> [DIRECTION] Print every entry below word for word, leaving each line unchanged.
━━━
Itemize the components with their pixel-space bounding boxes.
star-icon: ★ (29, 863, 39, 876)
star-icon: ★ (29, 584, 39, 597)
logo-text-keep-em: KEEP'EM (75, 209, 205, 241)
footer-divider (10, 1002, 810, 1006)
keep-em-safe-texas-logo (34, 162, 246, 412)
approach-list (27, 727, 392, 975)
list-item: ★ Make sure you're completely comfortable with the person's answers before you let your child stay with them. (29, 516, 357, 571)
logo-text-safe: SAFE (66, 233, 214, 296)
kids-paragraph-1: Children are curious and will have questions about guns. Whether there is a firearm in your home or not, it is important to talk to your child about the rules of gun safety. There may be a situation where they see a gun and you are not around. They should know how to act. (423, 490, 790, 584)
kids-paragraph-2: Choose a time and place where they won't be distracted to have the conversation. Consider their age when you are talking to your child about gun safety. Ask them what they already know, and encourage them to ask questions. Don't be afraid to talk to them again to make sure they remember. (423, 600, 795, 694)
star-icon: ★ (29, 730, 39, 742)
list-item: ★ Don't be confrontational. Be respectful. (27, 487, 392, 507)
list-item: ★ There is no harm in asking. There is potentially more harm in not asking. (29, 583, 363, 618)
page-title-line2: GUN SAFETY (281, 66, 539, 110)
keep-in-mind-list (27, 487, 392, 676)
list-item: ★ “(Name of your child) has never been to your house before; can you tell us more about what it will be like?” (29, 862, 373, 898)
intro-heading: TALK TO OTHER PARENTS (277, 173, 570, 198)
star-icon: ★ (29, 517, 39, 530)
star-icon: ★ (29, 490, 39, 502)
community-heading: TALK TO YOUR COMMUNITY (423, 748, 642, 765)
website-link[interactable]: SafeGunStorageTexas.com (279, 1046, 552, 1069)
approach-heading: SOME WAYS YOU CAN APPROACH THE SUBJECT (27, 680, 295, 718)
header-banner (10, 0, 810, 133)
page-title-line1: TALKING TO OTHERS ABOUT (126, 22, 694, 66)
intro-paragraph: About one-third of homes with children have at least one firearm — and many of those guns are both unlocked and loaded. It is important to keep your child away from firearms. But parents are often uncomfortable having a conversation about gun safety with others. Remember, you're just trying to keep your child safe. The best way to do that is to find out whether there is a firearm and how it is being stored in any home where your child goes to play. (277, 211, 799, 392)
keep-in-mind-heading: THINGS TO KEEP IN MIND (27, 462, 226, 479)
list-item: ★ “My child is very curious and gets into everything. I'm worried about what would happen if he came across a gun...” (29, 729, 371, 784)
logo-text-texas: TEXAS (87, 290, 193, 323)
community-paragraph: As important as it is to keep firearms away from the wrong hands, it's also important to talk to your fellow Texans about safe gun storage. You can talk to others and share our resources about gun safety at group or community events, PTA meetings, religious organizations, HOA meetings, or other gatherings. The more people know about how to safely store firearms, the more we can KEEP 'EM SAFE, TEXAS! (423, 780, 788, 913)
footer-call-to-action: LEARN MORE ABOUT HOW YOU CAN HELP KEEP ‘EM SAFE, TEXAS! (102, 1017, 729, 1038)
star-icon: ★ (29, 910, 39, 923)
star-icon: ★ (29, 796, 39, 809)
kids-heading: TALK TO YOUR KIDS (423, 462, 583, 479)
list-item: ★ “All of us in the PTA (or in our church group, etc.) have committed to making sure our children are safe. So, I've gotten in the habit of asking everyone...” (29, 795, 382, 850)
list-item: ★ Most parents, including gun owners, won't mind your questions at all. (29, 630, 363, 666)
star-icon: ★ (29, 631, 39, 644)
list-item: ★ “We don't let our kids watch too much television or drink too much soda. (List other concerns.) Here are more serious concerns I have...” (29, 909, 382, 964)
━━━
> [RESULT FOR THIS EXERCISE]
Itemize the components with their pixel-space bounding boxes.
star-icon: ★ (29, 863, 39, 876)
star-icon: ★ (29, 584, 39, 597)
logo-text-keep-em: KEEP'EM (75, 209, 205, 241)
footer-divider (10, 1002, 810, 1006)
keep-em-safe-texas-logo (34, 162, 246, 412)
approach-list (27, 727, 392, 975)
list-item: ★ Make sure you're completely comfortable with the person's answers before you let your child stay with them. (29, 516, 357, 571)
logo-text-safe: SAFE (66, 233, 214, 296)
kids-paragraph-1: Children are curious and will have questions about guns. Whether there is a firearm in your home or not, it is important to talk to your child about the rules of gun safety. There may be a situation where they see a gun and you are not around. They should know how to act. (423, 490, 790, 584)
kids-paragraph-2: Choose a time and place where they won't be distracted to have the conversation. Consider their age when you are talking to your child about gun safety. Ask them what they already know, and encourage them to ask questions. Don't be afraid to talk to them again to make sure they remember. (423, 600, 795, 694)
star-icon: ★ (29, 730, 39, 742)
list-item: ★ Don't be confrontational. Be respectful. (27, 487, 392, 507)
list-item: ★ There is no harm in asking. There is potentially more harm in not asking. (29, 583, 363, 618)
page-title-line2: GUN SAFETY (281, 66, 539, 110)
keep-in-mind-list (27, 487, 392, 676)
list-item: ★ “(Name of your child) has never been to your house before; can you tell us more about what it will be like?” (29, 862, 373, 898)
intro-heading: TALK TO OTHER PARENTS (277, 173, 570, 198)
star-icon: ★ (29, 517, 39, 530)
star-icon: ★ (29, 490, 39, 502)
community-heading: TALK TO YOUR COMMUNITY (423, 748, 642, 765)
website-link[interactable]: SafeGunStorageTexas.com (279, 1046, 552, 1069)
approach-heading: SOME WAYS YOU CAN APPROACH THE SUBJECT (27, 680, 295, 718)
header-banner (10, 0, 810, 133)
page-title-line1: TALKING TO OTHERS ABOUT (126, 22, 694, 66)
intro-paragraph: About one-third of homes with children have at least one firearm — and many of those guns are both unlocked and loaded. It is important to keep your child away from firearms. But parents are often uncomfortable having a conversation about gun safety with others. Remember, you're just trying to keep your child safe. The best way to do that is to find out whether there is a firearm and how it is being stored in any home where your child goes to play. (277, 211, 799, 392)
keep-in-mind-heading: THINGS TO KEEP IN MIND (27, 462, 226, 479)
list-item: ★ “My child is very curious and gets into everything. I'm worried about what would happen if he came across a gun...” (29, 729, 371, 784)
logo-text-texas: TEXAS (87, 290, 193, 323)
community-paragraph: As important as it is to keep firearms away from the wrong hands, it's also important to talk to your fellow Texans about safe gun storage. You can talk to others and share our resources about gun safety at group or community events, PTA meetings, religious organizations, HOA meetings, or other gatherings. The more people know about how to safely store firearms, the more we can KEEP 'EM SAFE, TEXAS! (423, 780, 788, 913)
footer-call-to-action: LEARN MORE ABOUT HOW YOU CAN HELP KEEP ‘EM SAFE, TEXAS! (102, 1017, 729, 1038)
star-icon: ★ (29, 910, 39, 923)
star-icon: ★ (29, 796, 39, 809)
kids-heading: TALK TO YOUR KIDS (423, 462, 583, 479)
list-item: ★ “All of us in the PTA (or in our church group, etc.) have committed to making sure our children are safe. So, I've gotten in the habit of asking everyone...” (29, 795, 382, 850)
list-item: ★ Most parents, including gun owners, won't mind your questions at all. (29, 630, 363, 666)
star-icon: ★ (29, 631, 39, 644)
list-item: ★ “We don't let our kids watch too much television or drink too much soda. (List other concerns.) Here are more serious concerns I have...” (29, 909, 382, 964)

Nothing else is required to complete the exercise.